Consegna 1:
Rispondi a queste domande sulla recensione di Quartet:
(a) Come si chiama la casa di riposo per musicisti in cui è ambientato il film?
(b) Per quanti minuti il paesaggio potrebbe reggere come semplice documentario?
(c) Di quale opera il galà dovrebbe replicare il secondo atto?
Consegna 2:
Duplica dalla recensione di Quartet il passo compreso tra "19 mag 2016" e "bisogna pur sperare.", estremi inclusi.

Brano estratto:
━━━━━━━━━━━━━━━━

19 mag 2016

'Quartet' - recensione della Fondazione Leonardo
Fausto Melloni
Dopo Amour, che qualcuno considera, forse a torto, la più triste rappresentazione possibile della più desolata vecchiaia, consigliamo senz'altro un film come Quartet. A torto perché? Perché al fondo della puntigliosa ostinazione di Trintignant di assistere in casa la moglie invalida fino all'estrema decisione di soffocarla per porre fine a un calvario, c'è pur sempre la parola del titolo. Amour.
Ci sono vecchiaie altrettanto disperate, vissute nel dolore che strazia, nella solitudine. Qualche volta nell'odio.
Ecco allora che, per bilanciare l'angoscia di certe rappresentazioni, pur realistiche e purtroppo ricorrenti, conviene affidarci a un film come Quartet dove anche il dolore viene raccontato con una patina di ottimismo. Terapia dell’illusione? Forse, ma bisogna pur sperare.
Siamo a Beecham House, un'elegante casa di riposo per musicisti situata in una lussuosa residenza della vecchia Inghilterra, circondata da un paesaggio di tale bellezza da reggere tranquillamente 90 minuti come semplice documentario. Sono presenti alcuni dei caratteri delle commedie destinate a catturare noi spettatori.
C’è l'arrivo di Jeans Norton, famosa gloria del passato, accolta con un grande applauso da ospiti e personale della residenza. Altera e sprezzante rifiuta di partecipare con gli ex colleghi a un galà per sostenere la casa di riposo: replica di uno storico successo del gruppo nel secondo atto di Rigoletto.
-Non canterò in nessun quartetto, lo debbo alla memoria dei miei ammiratori.

━━━━━━━━━━━━━━━━

Voci di dati archiviate:
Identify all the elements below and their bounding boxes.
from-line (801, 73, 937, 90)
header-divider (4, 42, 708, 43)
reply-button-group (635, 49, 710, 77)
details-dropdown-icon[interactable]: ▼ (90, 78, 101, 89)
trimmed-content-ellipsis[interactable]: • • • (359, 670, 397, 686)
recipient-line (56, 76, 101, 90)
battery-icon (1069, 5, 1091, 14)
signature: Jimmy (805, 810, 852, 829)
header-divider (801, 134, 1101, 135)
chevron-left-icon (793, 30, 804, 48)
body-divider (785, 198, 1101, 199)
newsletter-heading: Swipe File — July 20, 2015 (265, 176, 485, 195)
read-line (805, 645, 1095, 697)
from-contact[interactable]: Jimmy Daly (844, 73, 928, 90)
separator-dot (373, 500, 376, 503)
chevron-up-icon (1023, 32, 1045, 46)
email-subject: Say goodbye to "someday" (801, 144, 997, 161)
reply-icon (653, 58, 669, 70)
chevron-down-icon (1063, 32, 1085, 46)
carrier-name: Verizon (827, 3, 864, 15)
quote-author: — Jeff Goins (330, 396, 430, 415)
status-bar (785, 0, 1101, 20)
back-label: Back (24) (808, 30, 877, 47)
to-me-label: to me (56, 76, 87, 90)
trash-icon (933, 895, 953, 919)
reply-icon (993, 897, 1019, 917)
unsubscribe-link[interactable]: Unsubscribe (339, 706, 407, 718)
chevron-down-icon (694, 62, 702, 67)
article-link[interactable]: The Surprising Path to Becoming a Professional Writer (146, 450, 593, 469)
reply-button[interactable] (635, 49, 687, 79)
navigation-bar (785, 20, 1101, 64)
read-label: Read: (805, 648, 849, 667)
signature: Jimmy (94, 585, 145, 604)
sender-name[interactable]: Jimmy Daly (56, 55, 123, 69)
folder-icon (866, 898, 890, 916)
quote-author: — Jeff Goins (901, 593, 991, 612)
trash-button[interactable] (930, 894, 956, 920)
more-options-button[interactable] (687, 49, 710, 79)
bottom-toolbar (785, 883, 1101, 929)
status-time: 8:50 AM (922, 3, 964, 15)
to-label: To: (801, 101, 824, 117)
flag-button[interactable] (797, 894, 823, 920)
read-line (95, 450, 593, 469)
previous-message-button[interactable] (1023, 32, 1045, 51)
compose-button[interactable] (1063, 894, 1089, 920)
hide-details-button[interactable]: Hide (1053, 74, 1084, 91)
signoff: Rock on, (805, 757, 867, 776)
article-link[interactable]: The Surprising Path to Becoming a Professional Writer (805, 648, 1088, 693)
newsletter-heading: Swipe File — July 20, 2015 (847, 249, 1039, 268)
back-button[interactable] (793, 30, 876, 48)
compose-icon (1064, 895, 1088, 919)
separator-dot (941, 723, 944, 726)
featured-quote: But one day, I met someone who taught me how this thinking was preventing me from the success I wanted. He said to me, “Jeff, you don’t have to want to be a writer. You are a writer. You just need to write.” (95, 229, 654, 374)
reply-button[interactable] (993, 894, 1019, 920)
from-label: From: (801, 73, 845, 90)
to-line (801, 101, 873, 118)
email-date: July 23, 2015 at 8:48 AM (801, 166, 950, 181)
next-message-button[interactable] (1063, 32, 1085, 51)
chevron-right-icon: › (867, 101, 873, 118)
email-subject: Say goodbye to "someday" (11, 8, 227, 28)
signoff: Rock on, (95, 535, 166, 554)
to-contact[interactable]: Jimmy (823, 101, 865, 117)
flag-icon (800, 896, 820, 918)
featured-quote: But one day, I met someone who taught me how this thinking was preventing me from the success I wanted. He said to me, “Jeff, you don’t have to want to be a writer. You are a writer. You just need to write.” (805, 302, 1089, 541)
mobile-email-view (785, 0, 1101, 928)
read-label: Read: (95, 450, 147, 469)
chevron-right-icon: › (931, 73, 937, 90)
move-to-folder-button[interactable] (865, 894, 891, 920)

━━━━━━━━━━━━━━━━

Risposta scritta 1:
(a) Beecham House.
(b) 90 minuti.
(c) Rigoletto.

Risposta scritta 2:
19 mag 2016

'Quartet' - recensione della Fondazione Leonardo
Fausto Melloni
Dopo Amour, che qualcuno considera, forse a torto, la più triste rappresentazione possibile della più desolata vecchiaia, consigliamo senz'altro un film come Quartet. A torto perché? Perché al fondo della puntigliosa ostinazione di Trintignant di assistere in casa la moglie invalida fino all'estrema decisione di soffocarla per porre fine a un calvario, c'è pur sempre la parola del titolo. Amour.
Ci sono vecchiaie altrettanto disperate, vissute nel dolore che strazia, nella solitudine. Qualche volta nell'odio.
Ecco allora che, per bilanciare l'angoscia di certe rappresentazioni, pur realistiche e purtroppo ricorrenti, conviene affidarci a un film come Quartet dove anche il dolore viene raccontato con una patina di ottimismo. Terapia dell’illusione? Forse, ma bisogna pur sperare.